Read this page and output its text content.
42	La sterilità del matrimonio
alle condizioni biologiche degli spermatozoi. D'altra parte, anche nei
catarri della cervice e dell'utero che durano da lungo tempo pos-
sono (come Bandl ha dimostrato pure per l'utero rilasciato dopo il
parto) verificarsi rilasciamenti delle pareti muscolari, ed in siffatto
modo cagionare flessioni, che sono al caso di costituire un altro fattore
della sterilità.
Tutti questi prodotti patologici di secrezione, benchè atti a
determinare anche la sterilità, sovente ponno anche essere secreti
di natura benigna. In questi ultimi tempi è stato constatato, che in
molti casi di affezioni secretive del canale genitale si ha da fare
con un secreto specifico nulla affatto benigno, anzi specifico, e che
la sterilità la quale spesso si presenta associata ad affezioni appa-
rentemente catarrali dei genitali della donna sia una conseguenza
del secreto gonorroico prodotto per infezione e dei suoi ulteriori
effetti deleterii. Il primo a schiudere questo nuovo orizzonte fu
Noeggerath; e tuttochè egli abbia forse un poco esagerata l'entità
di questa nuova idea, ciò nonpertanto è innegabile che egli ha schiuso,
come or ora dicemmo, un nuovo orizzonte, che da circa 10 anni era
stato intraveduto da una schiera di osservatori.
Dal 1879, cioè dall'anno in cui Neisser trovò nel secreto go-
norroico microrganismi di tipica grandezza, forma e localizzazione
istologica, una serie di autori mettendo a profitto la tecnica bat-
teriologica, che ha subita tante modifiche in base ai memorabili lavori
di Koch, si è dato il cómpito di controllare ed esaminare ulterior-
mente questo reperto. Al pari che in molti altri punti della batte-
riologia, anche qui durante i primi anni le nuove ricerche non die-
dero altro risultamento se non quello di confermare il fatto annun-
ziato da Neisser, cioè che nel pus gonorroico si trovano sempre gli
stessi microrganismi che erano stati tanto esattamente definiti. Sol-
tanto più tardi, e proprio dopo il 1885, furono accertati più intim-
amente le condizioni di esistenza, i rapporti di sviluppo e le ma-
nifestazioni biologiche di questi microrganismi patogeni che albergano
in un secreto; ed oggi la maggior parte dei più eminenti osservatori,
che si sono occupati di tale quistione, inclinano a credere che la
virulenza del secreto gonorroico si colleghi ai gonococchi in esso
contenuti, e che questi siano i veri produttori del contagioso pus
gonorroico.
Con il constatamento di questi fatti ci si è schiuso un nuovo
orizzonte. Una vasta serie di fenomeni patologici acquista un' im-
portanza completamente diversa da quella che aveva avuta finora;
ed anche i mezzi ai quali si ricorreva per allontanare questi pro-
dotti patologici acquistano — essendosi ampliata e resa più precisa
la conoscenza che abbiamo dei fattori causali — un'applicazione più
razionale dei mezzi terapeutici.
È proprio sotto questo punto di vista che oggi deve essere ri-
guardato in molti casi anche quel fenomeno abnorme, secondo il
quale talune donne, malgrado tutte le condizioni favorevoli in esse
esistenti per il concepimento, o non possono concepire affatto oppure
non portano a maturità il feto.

◇ ◇ ◇ ◇ ◇

Written exercise: Copy out every line of the material above that mentions the word "come".

Task solution:
sono (come Bandl ha dimostrato pure per l'utero rilasciato dopo il
come or ora dicemmo, un nuovo orizzonte, che da circa 10 anni era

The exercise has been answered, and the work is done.